## TO DO:
Look through the lines of the material and count those containing "composite". Give that count alone.

## DATA:
.....
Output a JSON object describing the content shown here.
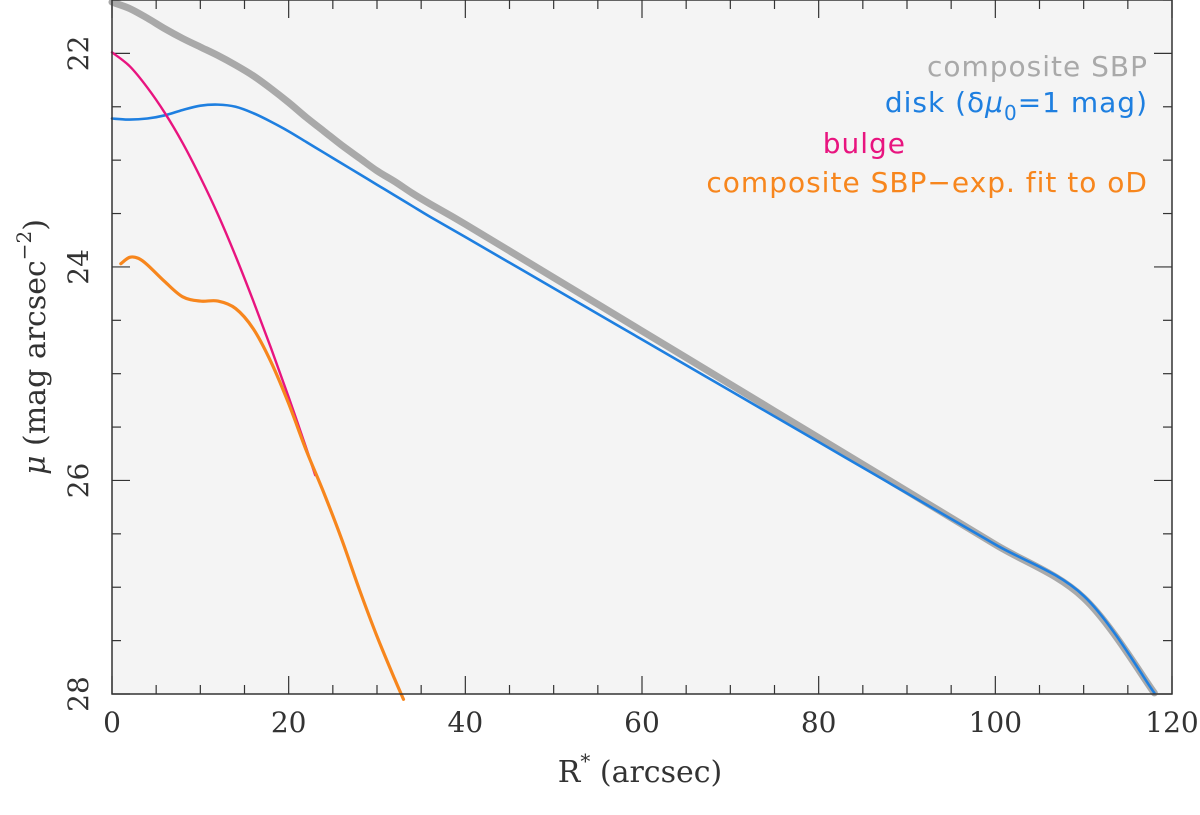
{
  "chart_data": {
    "type": "line",
    "xlabel": {
      "main": "R",
      "sup": "*",
      "rest": " (arcsec)"
    },
    "ylabel": {
      "mu": "μ",
      "pre": " (mag arcsec",
      "sup": "−2",
      "post": ")"
    },
    "xlim": [
      0,
      120
    ],
    "ylim": [
      28,
      21.5
    ],
    "y_inverted": true,
    "x_ticks": [
      0,
      20,
      40,
      60,
      80,
      100,
      120
    ],
    "y_ticks": [
      22,
      24,
      26,
      28
    ],
    "grid": false,
    "legend_position": "top-right",
    "legend": [
      {
        "key": "composite",
        "text": "composite SBP",
        "color": "#a9a9a9"
      },
      {
        "key": "disk",
        "pre": "disk (δ",
        "mu": "μ",
        "sub": "0",
        "post": "=1 mag)",
        "color": "#1e7fe0"
      },
      {
        "key": "bulge",
        "text": "bulge",
        "color": "#e8147f"
      },
      {
        "key": "residual",
        "text": "composite SBP−exp. fit to oD",
        "color": "#f7861d"
      }
    ],
    "series": [
      {
        "key": "composite",
        "color": "#a9a9a9",
        "x": [
          0,
          2,
          4,
          6,
          8,
          10,
          12,
          14,
          16,
          18,
          20,
          22,
          24,
          26,
          28,
          30,
          32,
          34,
          36,
          40,
          50,
          60,
          70,
          80,
          90,
          100,
          110,
          118
        ],
        "y": [
          21.52,
          21.58,
          21.67,
          21.77,
          21.86,
          21.94,
          22.02,
          22.11,
          22.21,
          22.33,
          22.46,
          22.6,
          22.73,
          22.86,
          22.98,
          23.1,
          23.2,
          23.31,
          23.41,
          23.6,
          24.1,
          24.6,
          25.1,
          25.6,
          26.1,
          26.6,
          27.1,
          27.99
        ]
      },
      {
        "key": "disk",
        "color": "#1e7fe0",
        "x": [
          0,
          2,
          4,
          6,
          8,
          10,
          12,
          14,
          16,
          18,
          20,
          22,
          24,
          26,
          28,
          30,
          32,
          34,
          36,
          40,
          50,
          60,
          70,
          80,
          90,
          100,
          110,
          118
        ],
        "y": [
          22.61,
          22.62,
          22.61,
          22.58,
          22.53,
          22.49,
          22.48,
          22.5,
          22.56,
          22.64,
          22.73,
          22.83,
          22.93,
          23.03,
          23.13,
          23.23,
          23.33,
          23.43,
          23.53,
          23.72,
          24.2,
          24.68,
          25.16,
          25.64,
          26.12,
          26.6,
          27.08,
          27.99
        ]
      },
      {
        "key": "bulge",
        "color": "#e8147f",
        "x": [
          0,
          2,
          4,
          6,
          8,
          10,
          12,
          14,
          16,
          18,
          20,
          22,
          23
        ],
        "y": [
          21.99,
          22.12,
          22.32,
          22.56,
          22.84,
          23.16,
          23.51,
          23.9,
          24.32,
          24.76,
          25.22,
          25.7,
          25.95
        ]
      },
      {
        "key": "residual",
        "color": "#f7861d",
        "x": [
          1,
          2,
          3,
          4,
          6,
          8,
          10,
          12,
          14,
          16,
          18,
          20,
          22,
          24,
          26,
          28,
          30,
          32,
          33
        ],
        "y": [
          23.97,
          23.91,
          23.92,
          23.98,
          24.14,
          24.28,
          24.32,
          24.32,
          24.39,
          24.58,
          24.89,
          25.28,
          25.72,
          26.12,
          26.55,
          27.02,
          27.46,
          27.86,
          28.05
        ]
      }
    ]
  }
}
.....
## TASK RESULT:
4